** TO BE DONE **
Using the material that follows, identify and copy each line with the string "from".

start RECORD EXCERPTS

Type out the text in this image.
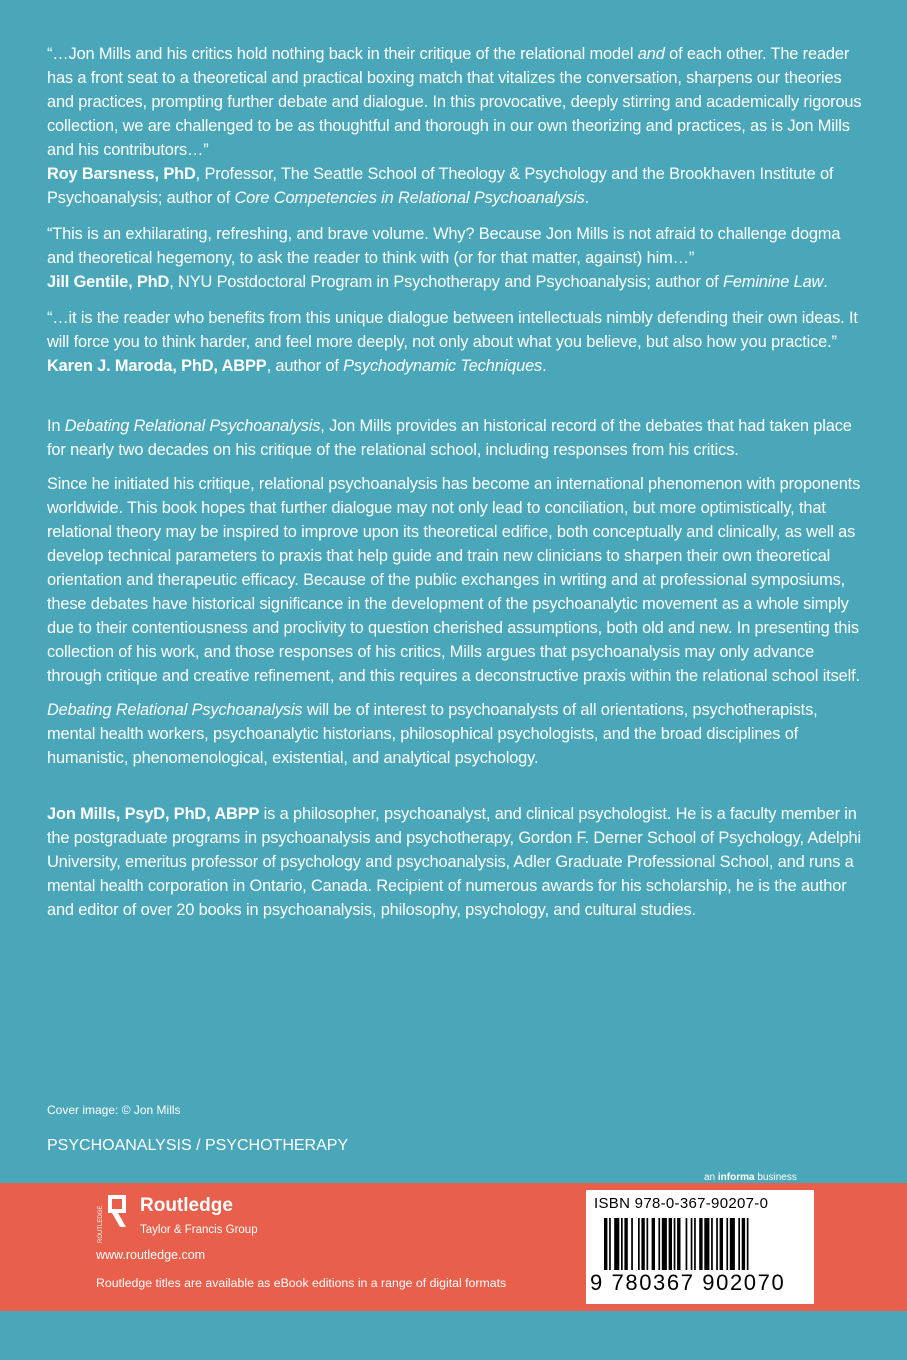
“…Jon Mills and his critics hold nothing back in their critique of the relational model and of each other. The reader has a front seat to a theoretical and practical boxing match that vitalizes the conversation, sharpens our theories and practices, prompting further debate and dialogue. In this provocative, deeply stirring and academically rigorous collection, we are challenged to be as thoughtful and thorough in our own theorizing and practices, as is Jon Mills and his contributors…”

Roy Barsness, PhD, Professor, The Seattle School of Theology & Psychology and the Brookhaven Institute of Psychoanalysis; author of Core Competencies in Relational Psychoanalysis.

“This is an exhilarating, refreshing, and brave volume. Why? Because Jon Mills is not afraid to challenge dogma and theoretical hegemony, to ask the reader to think with (or for that matter, against) him…”

Jill Gentile, PhD, NYU Postdoctoral Program in Psychotherapy and Psychoanalysis; author of Feminine Law.

“…it is the reader who benefits from this unique dialogue between intellectuals nimbly defending their own ideas. It will force you to think harder, and feel more deeply, not only about what you believe, but also how you practice.”

Karen J. Maroda, PhD, ABPP, author of Psychodynamic Techniques.

In Debating Relational Psychoanalysis, Jon Mills provides an historical record of the debates that had taken place for nearly two decades on his critique of the relational school, including responses from his critics.

Since he initiated his critique, relational psychoanalysis has become an international phenomenon with proponents worldwide. This book hopes that further dialogue may not only lead to conciliation, but more optimistically, that relational theory may be inspired to improve upon its theoretical edifice, both conceptually and clinically, as well as develop technical parameters to praxis that help guide and train new clinicians to sharpen their own theoretical orientation and therapeutic efficacy. Because of the public exchanges in writing and at professional symposiums, these debates have historical significance in the development of the psychoanalytic movement as a whole simply due to their contentiousness and proclivity to question cherished assumptions, both old and new. In presenting this collection of his work, and those responses of his critics, Mills argues that psychoanalysis may only advance through critique and creative refinement, and this requires a deconstructive praxis within the relational school itself.

Debating Relational Psychoanalysis will be of interest to psychoanalysts of all orientations, psychotherapists, mental health workers, psychoanalytic historians, philosophical psychologists, and the broad disciplines of humanistic, phenomenological, existential, and analytical psychology.

Jon Mills, PsyD, PhD, ABPP is a philosopher, psychoanalyst, and clinical psychologist. He is a faculty member in the postgraduate programs in psychoanalysis and psychotherapy, Gordon F. Derner School of Psychology, Adelphi University, emeritus professor of psychology and psychoanalysis, Adler Graduate Professional School, and runs a mental health corporation in Ontario, Canada. Recipient of numerous awards for his scholarship, he is the author and editor of over 20 books in psychoanalysis, philosophy, psychology, and cultural studies.

Cover image: © Jon Mills
PSYCHOANALYSIS / PSYCHOTHERAPY
an informa business
ROUTLEDGE
Routledge
Taylor & Francis Group
www.routledge.com
Routledge titles are available as eBook editions in a range of digital formats
ISBN 978-0-367-90207-0
9 780367 902070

end RECORD EXCERPTS

** REPLY **
“…it is the reader who benefits from this unique dialogue between intellectuals nimbly defending their own ideas. It will force you to think harder, and feel more deeply, not only about what you believe, but also how you practice.”
In Debating Relational Psychoanalysis, Jon Mills provides an historical record of the debates that had taken place for nearly two decades on his critique of the relational school, including responses from his critics.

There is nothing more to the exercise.